== WRITTEN TASK ==
Count how many lines of the material hold "Favorite". Respond with that number alone.

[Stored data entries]

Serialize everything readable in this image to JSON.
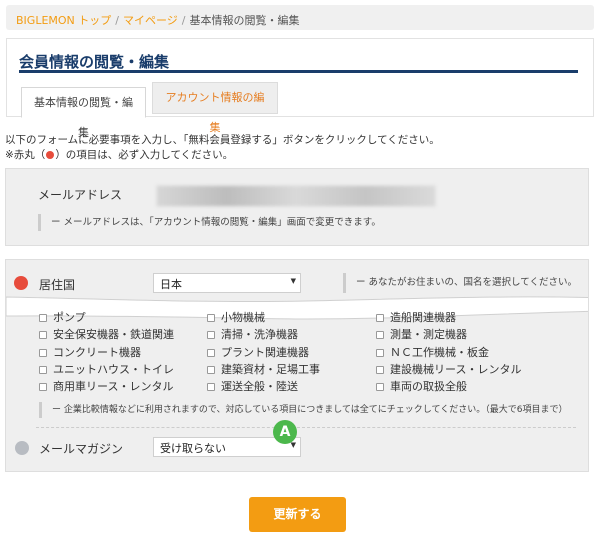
{
  "breadcrumb": {
    "items": [
      "BIGLEMON トップ",
      "マイページ"
    ],
    "separator": "/",
    "current": "基本情報の閲覧・編集"
  },
  "page": {
    "title": "会員情報の閲覧・編集",
    "tabs": [
      {
        "label": "基本情報の閲覧・編集",
        "active": true
      },
      {
        "label": "アカウント情報の編集",
        "active": false
      }
    ]
  },
  "intro": {
    "line1": "以下のフォームに必要事項を入力し、「無料会員登録する」ボタンをクリックしてください。",
    "line2_prefix": "※赤丸（",
    "line2_suffix": "）の項目は、必ず入力してください。"
  },
  "email": {
    "label": "メールアドレス",
    "note": "ー メールアドレスは、「アカウント情報の閲覧・編集」画面で変更できます。"
  },
  "country": {
    "label": "居住国",
    "value": "日本",
    "note": "ー あなたがお住まいの、国名を選択してください。"
  },
  "categories": {
    "partial_row": [
      "ポンプ",
      "小物機械",
      "造船関連機器"
    ],
    "rows": [
      [
        "安全保安機器・鉄道関連",
        "清掃・洗浄機器",
        "測量・測定機器"
      ],
      [
        "コンクリート機器",
        "プラント関連機器",
        "ＮＣ工作機械・板金"
      ],
      [
        "ユニットハウス・トイレ",
        "建築資材・足場工事",
        "建設機械リース・レンタル"
      ],
      [
        "商用車リース・レンタル",
        "運送全般・陸送",
        "車両の取扱全般"
      ]
    ],
    "note": "ー 企業比較情報などに利用されますので、対応している項目につきましては全てにチェックしてください。（最大で6項目まで）"
  },
  "newsletter": {
    "label": "メールマガジン",
    "value": "受け取らない"
  },
  "marker_label": "A",
  "submit_label": "更新する",
  "colors": {
    "accent": "#f39c12",
    "title": "#1a3d6b",
    "required": "#e74c3c",
    "marker": "#4cb84c"
  }
}
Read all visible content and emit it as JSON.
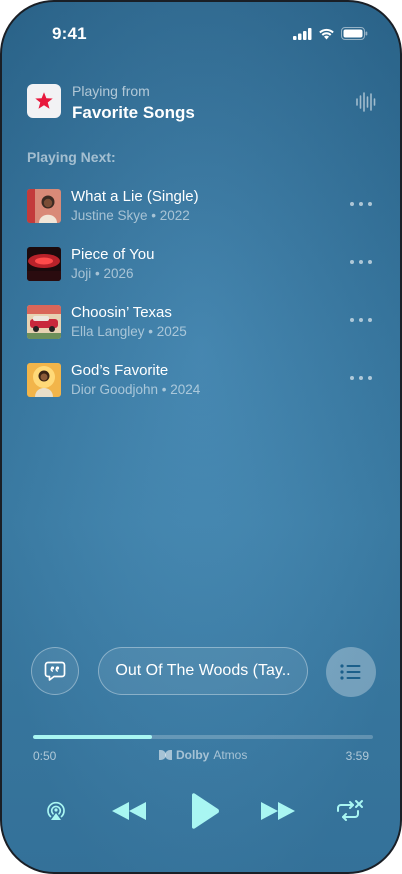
{
  "status_bar": {
    "time": "9:41",
    "signal_icon": "cellular-signal-icon",
    "wifi_icon": "wifi-icon",
    "battery_icon": "battery-icon"
  },
  "header": {
    "playing_from_label": "Playing from",
    "source_name": "Favorite Songs",
    "source_icon": "star-icon",
    "wave_icon": "waveform-icon"
  },
  "queue": {
    "heading": "Playing Next:",
    "items": [
      {
        "title": "What a Lie (Single)",
        "subtitle": "Justine Skye • 2022"
      },
      {
        "title": "Piece of You",
        "subtitle": "Joji • 2026"
      },
      {
        "title": "Choosin’ Texas",
        "subtitle": "Ella Langley • 2025"
      },
      {
        "title": "God’s Favorite",
        "subtitle": "Dior Goodjohn • 2024"
      }
    ]
  },
  "controls": {
    "now_playing_title": "Out Of The Woods (Tay..",
    "lyrics_icon": "lyrics-icon",
    "queue_icon": "list-icon"
  },
  "progress": {
    "elapsed": "0:50",
    "total": "3:59",
    "fraction": 0.35,
    "dolby_prefix": "Dolby",
    "dolby_suffix": "Atmos"
  },
  "transport": {
    "airplay_icon": "airplay-icon",
    "previous_icon": "backward-icon",
    "play_icon": "play-icon",
    "next_icon": "forward-icon",
    "repeat_icon": "repeat-icon"
  },
  "colors": {
    "accent": "#a9f6f2",
    "background": "#3a7fab",
    "star": "#e8173c"
  }
}
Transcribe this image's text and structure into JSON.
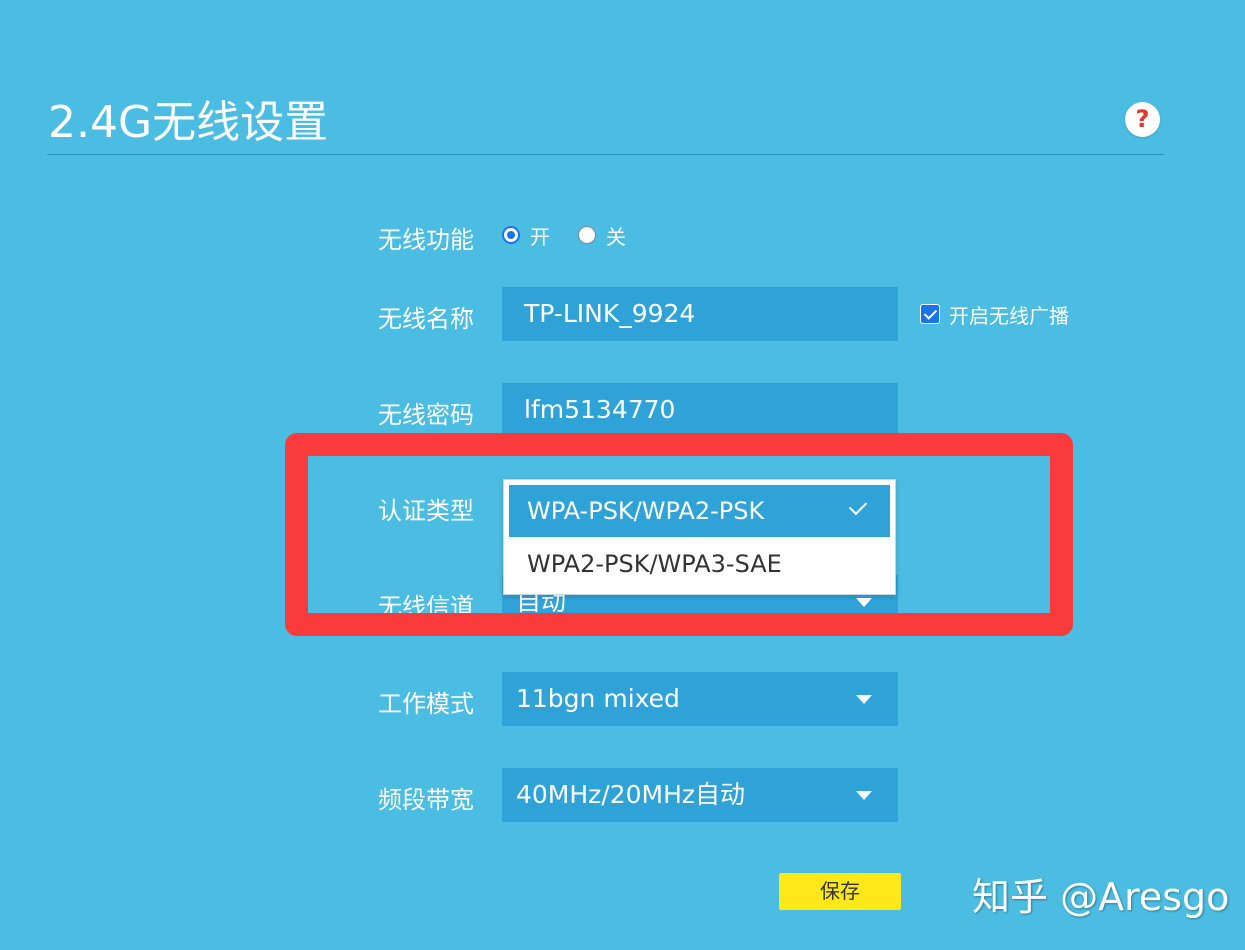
{
  "page": {
    "title": "2.4G无线设置",
    "help_icon": "help-icon",
    "help_symbol": "?"
  },
  "form": {
    "wireless_function": {
      "label": "无线功能",
      "options": [
        {
          "label": "开",
          "checked": true
        },
        {
          "label": "关",
          "checked": false
        }
      ]
    },
    "ssid": {
      "label": "无线名称",
      "value": "TP-LINK_9924",
      "broadcast_label": "开启无线广播",
      "broadcast_checked": true
    },
    "password": {
      "label": "无线密码",
      "value": "lfm5134770"
    },
    "auth_type": {
      "label": "认证类型",
      "options": [
        {
          "label": "WPA-PSK/WPA2-PSK",
          "selected": true
        },
        {
          "label": "WPA2-PSK/WPA3-SAE",
          "selected": false
        }
      ]
    },
    "channel": {
      "label": "无线信道",
      "value": "自动"
    },
    "mode": {
      "label": "工作模式",
      "value": "11bgn mixed"
    },
    "bandwidth": {
      "label": "频段带宽",
      "value": "40MHz/20MHz自动"
    }
  },
  "actions": {
    "save_label": "保存"
  },
  "watermark": {
    "text": "知乎 @Aresgo"
  },
  "colors": {
    "background": "#4bbde2",
    "field": "#2fa3d8",
    "highlight": "#fa3b3b",
    "save_button": "#ffe81a",
    "accent": "#1a73e8"
  }
}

== RESPONSE TO THE EXERCISE ==
2